> [DESCRIPTION OF THE TASK]:
Search the material below for the word "JSON" and copy every line in which it occurs.

--------------------

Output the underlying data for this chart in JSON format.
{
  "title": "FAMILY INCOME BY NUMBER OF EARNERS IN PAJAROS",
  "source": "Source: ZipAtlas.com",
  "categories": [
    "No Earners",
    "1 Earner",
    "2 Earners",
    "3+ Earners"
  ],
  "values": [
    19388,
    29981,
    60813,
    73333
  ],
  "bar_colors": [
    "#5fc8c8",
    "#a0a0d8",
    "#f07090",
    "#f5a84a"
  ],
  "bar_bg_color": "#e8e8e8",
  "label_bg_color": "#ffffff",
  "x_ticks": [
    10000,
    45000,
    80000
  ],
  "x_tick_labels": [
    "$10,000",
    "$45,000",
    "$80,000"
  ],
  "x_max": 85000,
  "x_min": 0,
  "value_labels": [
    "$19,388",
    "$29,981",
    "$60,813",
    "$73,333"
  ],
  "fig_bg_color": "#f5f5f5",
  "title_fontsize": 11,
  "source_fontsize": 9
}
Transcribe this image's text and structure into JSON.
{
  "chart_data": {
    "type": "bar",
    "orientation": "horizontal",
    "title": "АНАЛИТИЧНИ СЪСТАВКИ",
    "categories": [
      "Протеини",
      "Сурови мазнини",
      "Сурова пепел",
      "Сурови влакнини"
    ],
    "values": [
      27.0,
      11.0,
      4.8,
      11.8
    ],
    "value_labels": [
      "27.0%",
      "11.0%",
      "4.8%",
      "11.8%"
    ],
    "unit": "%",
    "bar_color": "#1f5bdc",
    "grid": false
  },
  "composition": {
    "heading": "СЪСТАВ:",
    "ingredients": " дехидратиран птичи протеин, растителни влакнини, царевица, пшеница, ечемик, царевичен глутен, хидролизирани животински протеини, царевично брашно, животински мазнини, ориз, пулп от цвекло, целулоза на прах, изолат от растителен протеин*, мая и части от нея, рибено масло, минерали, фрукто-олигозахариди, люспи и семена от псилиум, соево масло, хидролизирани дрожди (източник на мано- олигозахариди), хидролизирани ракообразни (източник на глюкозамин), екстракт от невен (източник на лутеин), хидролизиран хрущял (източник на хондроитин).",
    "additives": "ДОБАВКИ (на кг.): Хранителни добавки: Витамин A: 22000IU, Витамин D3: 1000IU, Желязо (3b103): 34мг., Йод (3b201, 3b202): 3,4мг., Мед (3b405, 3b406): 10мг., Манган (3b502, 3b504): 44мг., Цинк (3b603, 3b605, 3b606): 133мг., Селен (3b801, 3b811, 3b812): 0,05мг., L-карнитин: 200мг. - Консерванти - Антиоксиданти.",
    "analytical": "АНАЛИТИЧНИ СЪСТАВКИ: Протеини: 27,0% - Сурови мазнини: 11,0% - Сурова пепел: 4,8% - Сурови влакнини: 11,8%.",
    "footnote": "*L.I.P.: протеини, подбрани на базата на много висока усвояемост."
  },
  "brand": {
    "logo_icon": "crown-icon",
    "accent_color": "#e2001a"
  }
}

--------------------

> [THE COMPLETED TASK]:
Output the underlying data for this chart in JSON format.
Transcribe this image's text and structure into JSON.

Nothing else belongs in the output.